— Start of Information provided —

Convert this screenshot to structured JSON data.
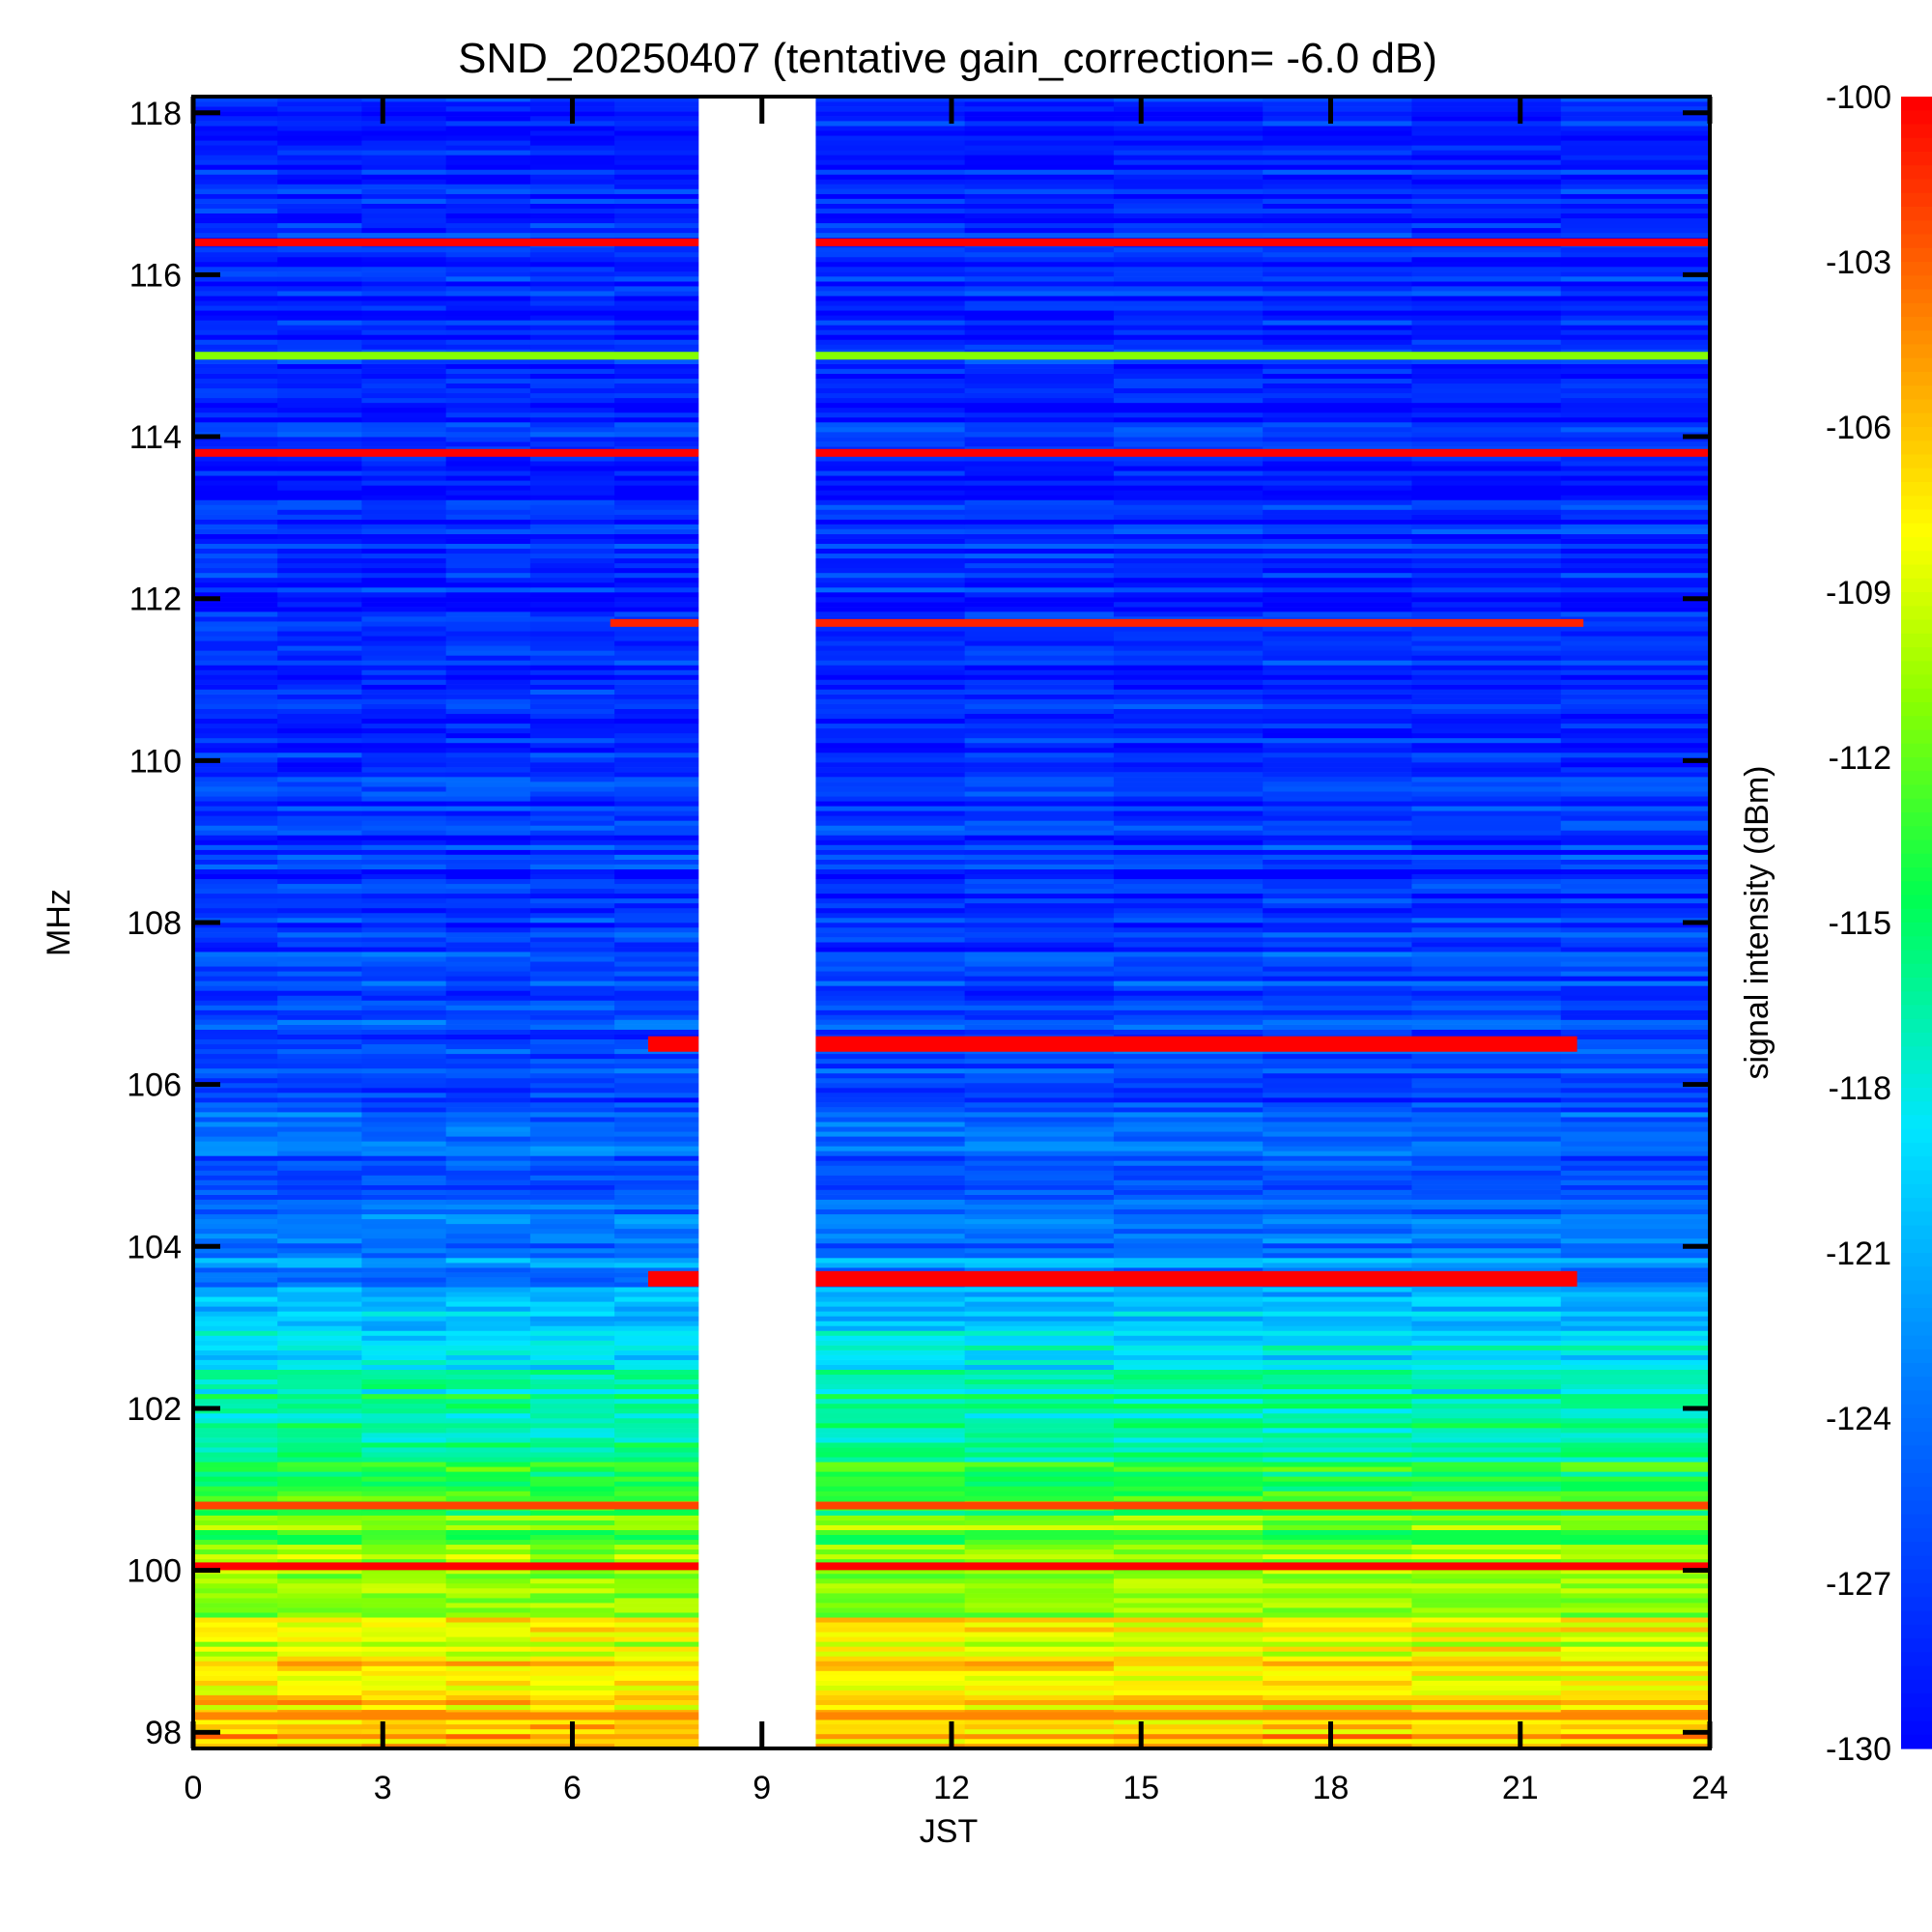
{
  "chart_data": {
    "type": "heatmap",
    "title": "SND_20250407 (tentative gain_correction= -6.0 dB)",
    "xlabel": "JST",
    "ylabel": "MHz",
    "colorbar_label": "signal intensity (dBm)",
    "xlim": [
      0,
      24
    ],
    "ylim": [
      97.8,
      118.2
    ],
    "x_ticks": [
      "0",
      "3",
      "6",
      "9",
      "12",
      "15",
      "18",
      "21",
      "24"
    ],
    "y_ticks": [
      "98",
      "100",
      "102",
      "104",
      "106",
      "108",
      "110",
      "112",
      "114",
      "116",
      "118"
    ],
    "colorbar_range": [
      -130,
      -100
    ],
    "colorbar_ticks": [
      "-100",
      "-103",
      "-106",
      "-109",
      "-112",
      "-115",
      "-118",
      "-121",
      "-124",
      "-127",
      "-130"
    ],
    "colormap": "rainbow (blue = -130 dBm to red = -100 dBm)",
    "data_gap_jst": [
      8.0,
      9.85
    ],
    "background_profile_dbm": [
      {
        "mhz": 98.0,
        "dbm": -106
      },
      {
        "mhz": 99.0,
        "dbm": -108
      },
      {
        "mhz": 100.0,
        "dbm": -111
      },
      {
        "mhz": 101.0,
        "dbm": -114
      },
      {
        "mhz": 102.0,
        "dbm": -116
      },
      {
        "mhz": 103.0,
        "dbm": -119
      },
      {
        "mhz": 104.0,
        "dbm": -124
      },
      {
        "mhz": 105.0,
        "dbm": -125
      },
      {
        "mhz": 106.0,
        "dbm": -126
      },
      {
        "mhz": 107.0,
        "dbm": -126
      },
      {
        "mhz": 108.0,
        "dbm": -127
      },
      {
        "mhz": 112.0,
        "dbm": -128
      },
      {
        "mhz": 118.0,
        "dbm": -128
      }
    ],
    "strong_lines": [
      {
        "mhz": 116.4,
        "dbm": -100,
        "jst": [
          0,
          24
        ]
      },
      {
        "mhz": 115.0,
        "dbm": -111,
        "jst": [
          0,
          24
        ]
      },
      {
        "mhz": 113.8,
        "dbm": -100,
        "jst": [
          0,
          24
        ]
      },
      {
        "mhz": 111.7,
        "dbm": -101,
        "jst": [
          6.6,
          22.0
        ]
      },
      {
        "mhz": 106.5,
        "dbm": -100,
        "jst": [
          7.2,
          21.9
        ]
      },
      {
        "mhz": 103.6,
        "dbm": -100,
        "jst": [
          7.2,
          21.9
        ]
      },
      {
        "mhz": 100.8,
        "dbm": -102,
        "jst": [
          0,
          24
        ]
      },
      {
        "mhz": 100.05,
        "dbm": -100,
        "jst": [
          0,
          24
        ]
      },
      {
        "mhz": 98.2,
        "dbm": -104,
        "jst": [
          0,
          24
        ]
      }
    ],
    "grid": false,
    "legend": "colorbar-right"
  },
  "colors": {
    "strong_signal": "#ff0000",
    "background": "#ffffff",
    "axis": "#000000"
  }
}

— End of Information provided —

### Brief
Reproduce all of the data exactly; the pictures do not belong in the copy.

### Right answer
Convert this screenshot to structured JSON data.
{
  "chart_data": {
    "type": "heatmap",
    "title": "SND_20250407 (tentative gain_correction= -6.0 dB)",
    "xlabel": "JST",
    "ylabel": "MHz",
    "colorbar_label": "signal intensity (dBm)",
    "xlim": [
      0,
      24
    ],
    "ylim": [
      97.8,
      118.2
    ],
    "x_ticks": [
      "0",
      "3",
      "6",
      "9",
      "12",
      "15",
      "18",
      "21",
      "24"
    ],
    "y_ticks": [
      "98",
      "100",
      "102",
      "104",
      "106",
      "108",
      "110",
      "112",
      "114",
      "116",
      "118"
    ],
    "colorbar_range": [
      -130,
      -100
    ],
    "colorbar_ticks": [
      "-100",
      "-103",
      "-106",
      "-109",
      "-112",
      "-115",
      "-118",
      "-121",
      "-124",
      "-127",
      "-130"
    ],
    "colormap": "rainbow (blue = -130 dBm to red = -100 dBm)",
    "data_gap_jst": [
      8.0,
      9.85
    ],
    "background_profile_dbm": [
      {
        "mhz": 98.0,
        "dbm": -106
      },
      {
        "mhz": 99.0,
        "dbm": -108
      },
      {
        "mhz": 100.0,
        "dbm": -111
      },
      {
        "mhz": 101.0,
        "dbm": -114
      },
      {
        "mhz": 102.0,
        "dbm": -116
      },
      {
        "mhz": 103.0,
        "dbm": -119
      },
      {
        "mhz": 104.0,
        "dbm": -124
      },
      {
        "mhz": 105.0,
        "dbm": -125
      },
      {
        "mhz": 106.0,
        "dbm": -126
      },
      {
        "mhz": 107.0,
        "dbm": -126
      },
      {
        "mhz": 108.0,
        "dbm": -127
      },
      {
        "mhz": 112.0,
        "dbm": -128
      },
      {
        "mhz": 118.0,
        "dbm": -128
      }
    ],
    "strong_lines": [
      {
        "mhz": 116.4,
        "dbm": -100,
        "jst": [
          0,
          24
        ]
      },
      {
        "mhz": 115.0,
        "dbm": -111,
        "jst": [
          0,
          24
        ]
      },
      {
        "mhz": 113.8,
        "dbm": -100,
        "jst": [
          0,
          24
        ]
      },
      {
        "mhz": 111.7,
        "dbm": -101,
        "jst": [
          6.6,
          22.0
        ]
      },
      {
        "mhz": 106.5,
        "dbm": -100,
        "jst": [
          7.2,
          21.9
        ]
      },
      {
        "mhz": 103.6,
        "dbm": -100,
        "jst": [
          7.2,
          21.9
        ]
      },
      {
        "mhz": 100.8,
        "dbm": -102,
        "jst": [
          0,
          24
        ]
      },
      {
        "mhz": 100.05,
        "dbm": -100,
        "jst": [
          0,
          24
        ]
      },
      {
        "mhz": 98.2,
        "dbm": -104,
        "jst": [
          0,
          24
        ]
      }
    ],
    "grid": false,
    "legend": "colorbar-right"
  },
  "colors": {
    "strong_signal": "#ff0000",
    "background": "#ffffff",
    "axis": "#000000"
  }
}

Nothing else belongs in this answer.